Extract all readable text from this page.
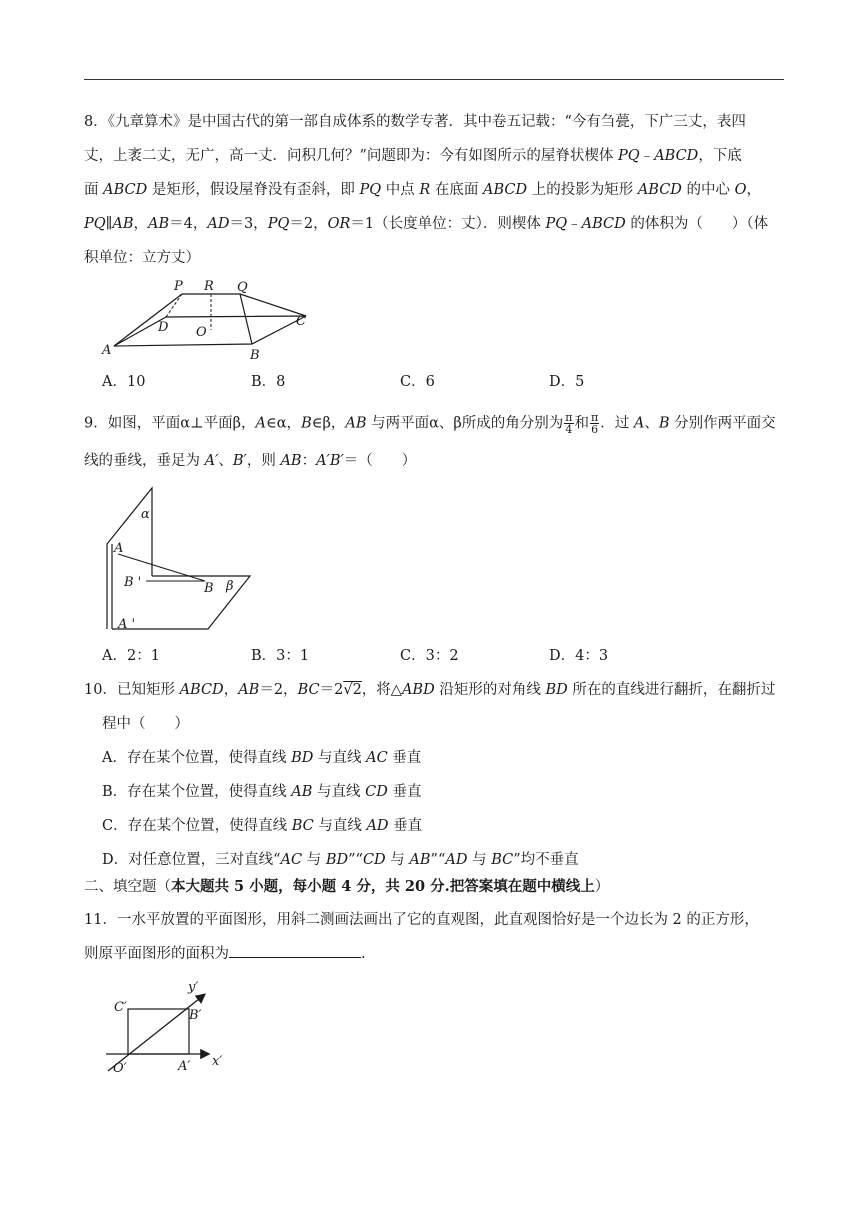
8．《九章算术》是中国古代的第一部自成体系的数学专著．其中卷五记载：“今有刍甍，下广三丈，表四
丈，上袤二丈，无广，高一丈．问积几何？”问题即为：今有如图所示的屋脊状楔体 PQ﹣ABCD，下底
面 ABCD 是矩形，假设屋脊没有歪斜，即 PQ 中点 R 在底面 ABCD 上的投影为矩形 ABCD 的中心 O，
PQ∥AB，AB＝4，AD＝3，PQ＝2，OR＝1（长度单位：丈）．则楔体 PQ﹣ABCD 的体积为（　　）（体
积单位：立方丈）
P R Q
D O
C
A	B
A．10	B．8	C．6	D．5
9．如图，平面α⊥平面β，A∈α，B∈β，AB 与两平面α、β所成的角分别为 $\frac{\pi}{4}$ 和 $\frac{\pi}{6}$ ．过 A、B 分别作两平面交
线的垂线，垂足为 A′、B′，则 AB：A′B′＝（　　）
α
A
B '	B β
A '
A．2：1	B．3：1	C．3：2	D．4：3
10．已知矩形 ABCD，AB＝2，BC＝2√2，将△ABD 沿矩形的对角线 BD 所在的直线进行翻折，在翻折过
程中（　　）
A．存在某个位置，使得直线 BD 与直线 AC 垂直
B．存在某个位置，使得直线 AB 与直线 CD 垂直
C．存在某个位置，使得直线 BC 与直线 AD 垂直
D．对任意位置，三对直线“AC 与 BD”“CD 与 AB”“AD 与 BC”均不垂直
二、填空题（本大题共 5 小题，每小题 4 分，共 20 分.把答案填在题中横线上）
11．一水平放置的平面图形，用斜二测画法画出了它的直观图，此直观图恰好是一个边长为 2 的正方形，
则原平面图形的面积为	.
y′
C′
B′
O′	A′ x′
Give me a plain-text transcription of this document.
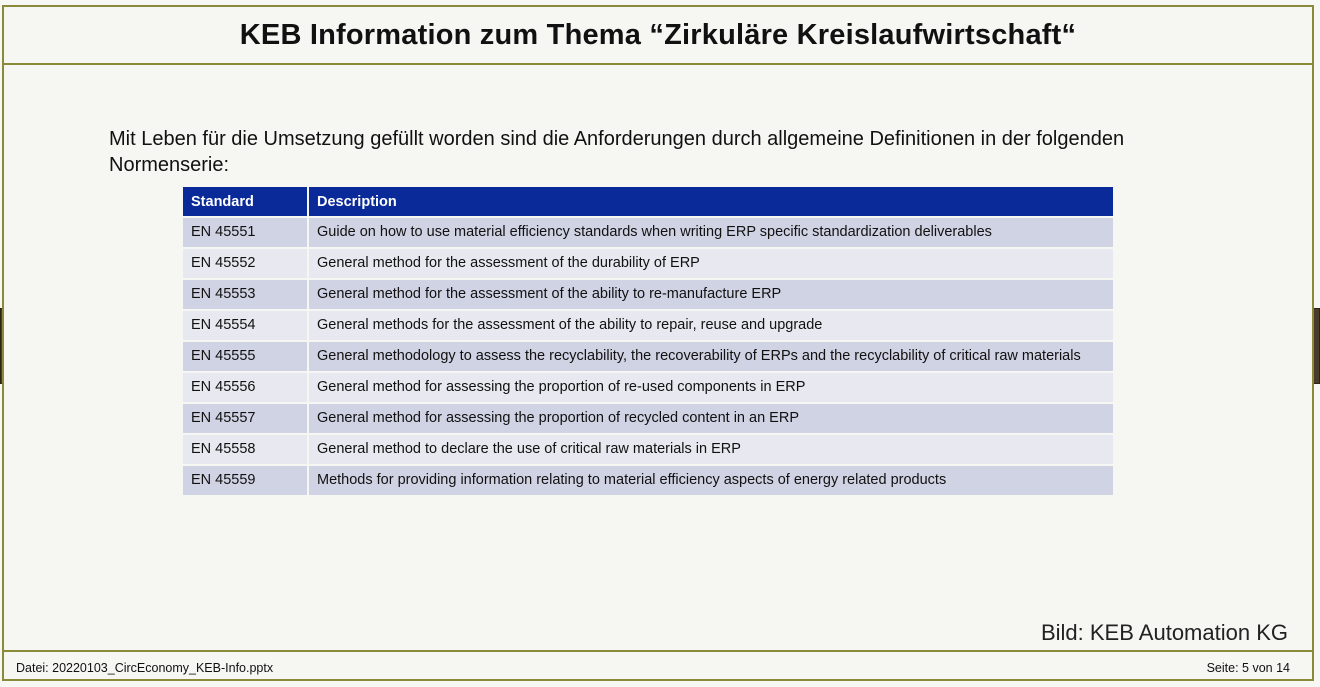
KEB Information zum Thema “Zirkuläre Kreislaufwirtschaft“
Mit Leben für die Umsetzung gefüllt worden sind die Anforderungen durch allgemeine Definitionen in der folgenden Normenserie:
Standard	Description
EN 45551	Guide on how to use material efficiency standards when writing ERP specific standardization deliverables
EN 45552	General method for the assessment of the durability of ERP
EN 45553	General method for the assessment of the ability to re-manufacture ERP
EN 45554	General methods for the assessment of the ability to repair, reuse and upgrade
EN 45555	General methodology to assess the recyclability, the recoverability of ERPs and the recyclability of critical raw materials
EN 45556	General method for assessing the proportion of re-used components in ERP
EN 45557	General method for assessing the proportion of recycled content in an ERP
EN 45558	General method to declare the use of critical raw materials in ERP
EN 45559	Methods for providing information relating to material efficiency aspects of energy related products
Bild: KEB Automation KG
Datei: 20220103_CircEconomy_KEB-Info.pptx	Seite: 5 von 14
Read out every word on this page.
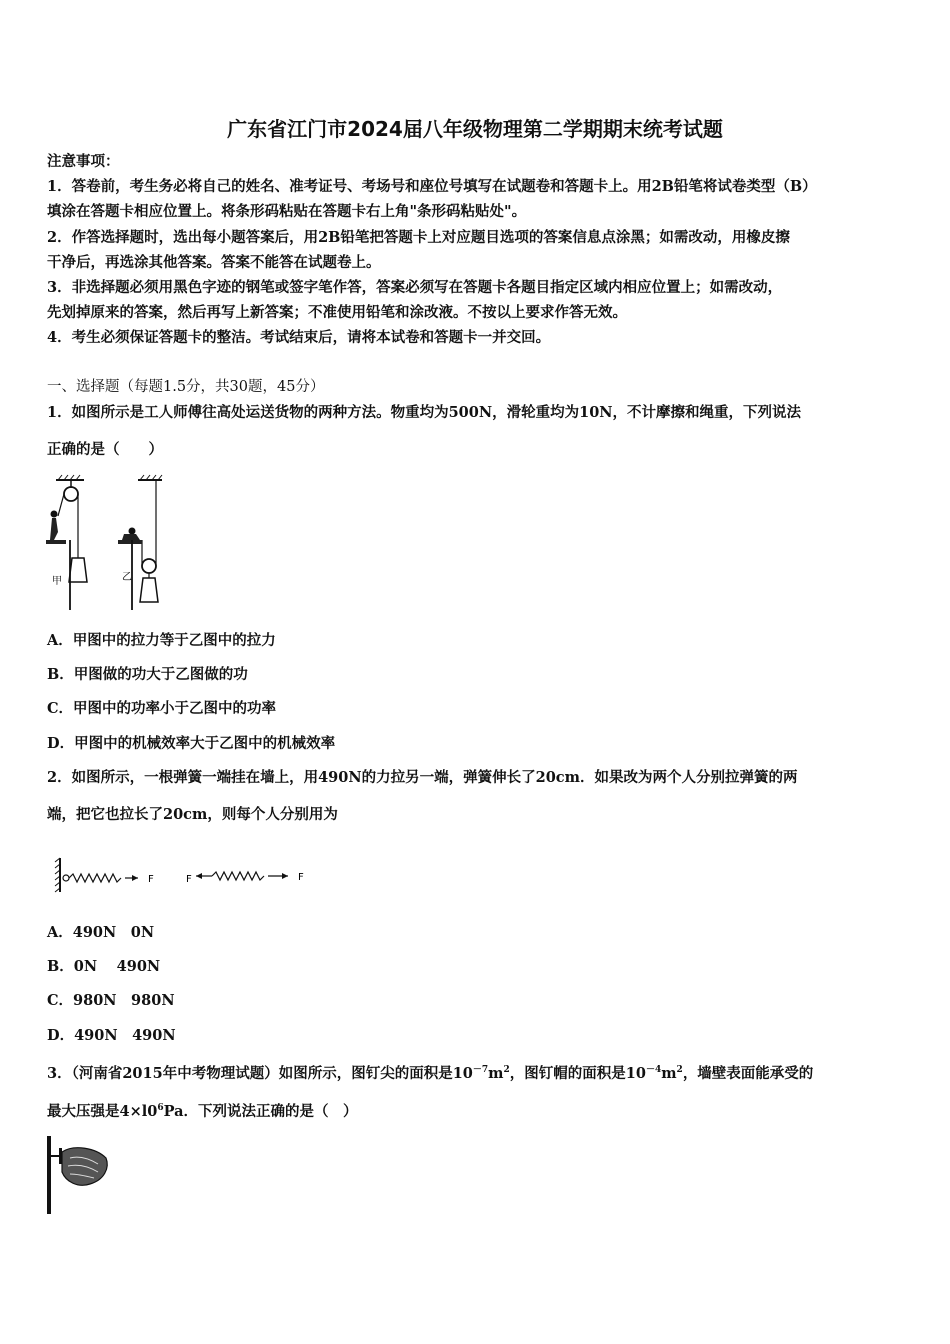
广东省江门市2024届八年级物理第二学期期末统考试题
注意事项：
1．答卷前，考生务必将自己的姓名、准考证号、考场号和座位号填写在试题卷和答题卡上。用2B铅笔将试卷类型（B）
填涂在答题卡相应位置上。将条形码粘贴在答题卡右上角"条形码粘贴处"。
2．作答选择题时，选出每小题答案后，用2B铅笔把答题卡上对应题目选项的答案信息点涂黑；如需改动，用橡皮擦
干净后，再选涂其他答案。答案不能答在试题卷上。
3．非选择题必须用黑色字迹的钢笔或签字笔作答，答案必须写在答题卡各题目指定区域内相应位置上；如需改动，
先划掉原来的答案，然后再写上新答案；不准使用铅笔和涂改液。不按以上要求作答无效。
4．考生必须保证答题卡的整洁。考试结束后，请将本试卷和答题卡一并交回。
一、选择题（每题1.5分，共30题，45分）
1．如图所示是工人师傅往高处运送货物的两种方法。物重均为500N，滑轮重均为10N，不计摩擦和绳重，下列说法
正确的是（　　）
甲	乙
A．甲图中的拉力等于乙图中的拉力
B．甲图做的功大于乙图做的功
C．甲图中的功率小于乙图中的功率
D．甲图中的机械效率大于乙图中的机械效率
2．如图所示，一根弹簧一端挂在墙上，用490N的力拉另一端，弹簧伸长了20cm．如果改为两个人分别拉弹簧的两
端，把它也拉长了20cm，则每个人分别用为
F	F	F
A．490N　0N
B．0N　 490N
C．980N　980N
D．490N　490N
3．（河南省2015年中考物理试题）如图所示，图钉尖的面积是$10^{-7}m^2$，图钉帽的面积是$10^{-4}m^2$，墙壁表面能承受的
最大压强是$4\times l0^6Pa$．下列说法正确的是（　）
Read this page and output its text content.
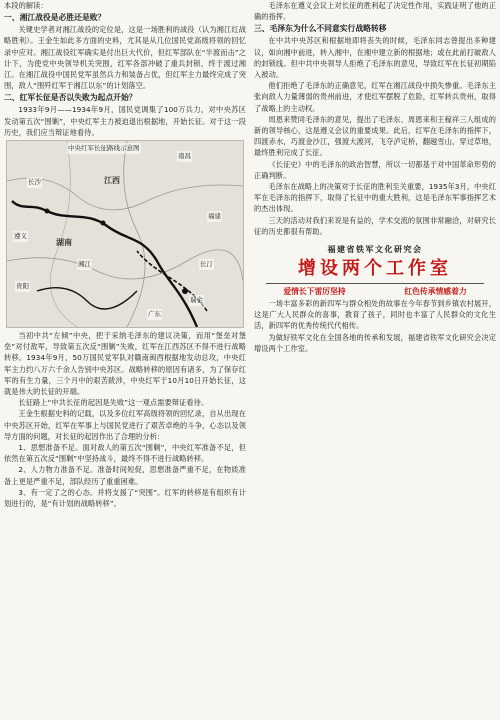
本段的解读：

一、湘江战役是必胜还是败？

关键史学者对湘江战役的定位是，这是一场胜利的战役（认为湘江红战略胜利）。王金生如此多方面的史料，尤其是从几位国民党高级将领的回忆录中应对。湘江战役红军确实是付出巨大代价，但红军部队在“半渡而击”之计下，为使党中央领导机关突围，红军各部冲破了重兵封锁，终于渡过湘江。在湘江战役中国民党军虽然兵力和装备占优，但红军主力最终完成了突围，敌人“围歼红军于湘江以东”的计划落空。

二、红军长征是否以失败为起点开始？

1933年9月——1934年9月，国民党调集了100万兵力，对中央苏区发动第五次“围剿”，中央红军主力被迫退出根据地，开始长征。对于这一段历史，我们应当辩证地看待。

江西
南昌
福建
长汀
瑞金
广东
长沙
湖南
湘江
遵义
贵阳
中央红军长征路线示意图

当初中共“左倾”中央，把于采纳毛泽东的建议决策，而用“堡垒对堡垒”对付敌军，导致第五次反“围剿”失败，红军在江西苏区不得不进行战略转移。1934年9月，50万国民党军队对赣南闽西根据地发动总攻，中央红军主力约八万六千余人告别中央苏区。战略转移的原因有诸多，为了保存红军的有生力量，三个月中的艰苦跋涉，中央红军于10月10日开始长征，这就是伟大的长征的开端。

长征路上“中共长征的起因是失败”这一观点需要辩证看待。

王金生根据史料的记载，以及多位红军高级将领的回忆录，自从出现在中央苏区开始，红军在军事上与国民党进行了艰苦卓绝的斗争，心态以及领导方面的问题，对长征的起因作出了合理的分析：

1、思想准备不足。面对敌人的第五次“围剿”，中央红军准备不足，但依然在第五次反“围剿”中坚持战斗，最终不得不进行战略转移。

2、人力物力准备不足。准备时间短促，思想准备严重不足，在物质准备上更是严重不足，部队经历了重重困难。

3、有一定了之的心态。并将支援了“突围”。红军的转移是有组织有计划进行的，是“有计划的战略转移”。

毛泽东在遵义会议上对长征的胜利起了决定性作用，实践证明了他的正确的指挥。

三、毛泽东为什么不同意实行战略转移

在中共中央苏区和根据地即将丧失的时候，毛泽东同志曾提出多种建议，如向湘中前进，转入湘中，在湘中建立新的根据地；或在此前打破敌人的封锁线。但中共中央领导人拒绝了毛泽东的意见，导致红军在长征初期陷入被动。

他们拒绝了毛泽东的正确意见，红军在湘江战役中损失惨重。毛泽东主张向敌人力量薄弱的贵州前进，才使红军摆脱了危险，红军转兵贵州，取得了战略上的主动权。

周恩来赞同毛泽东的意见，提出了毛泽东、周恩来和王稼祥三人组成的新的领导核心，这是遵义会议的重要成果。此后，红军在毛泽东的指挥下，四渡赤水，巧渡金沙江，强渡大渡河，飞夺泸定桥，翻越雪山，穿过草地，最终胜利完成了长征。

《长征史》中的毛泽东的政治智慧，所以一切都基于对中国革命形势的正确判断。

毛泽东在战略上的决策对于长征的胜利至关重要，1935年3月，中央红军在毛泽东的指挥下，取得了长征中的重大胜利，这是毛泽东军事指挥艺术的杰出体现。

三天的活动对我们来说是有益的，学术交流的氛围非常融洽，对研究长征的历史都很有帮助。

福建省铁军文化研究会
增设两个工作室
爱情长下雷厉坚持	红色传承情感着力

一场丰富多彩的新四军与群众相处的故事在今年春节到乡镇农村展开，这是广大人民群众的喜事，教育了孩子，同时也丰富了人民群众的文化生活，新四军的优秀传统代代相传。

为做好铁军文化在全国各地的传承和发展，福建省铁军文化研究会决定增设两个工作室。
※ ※ ※
*EXERCISE*
Among the lines above, how many contain the string "this"? State the number alone.

*COMPLETE ANSWER*
4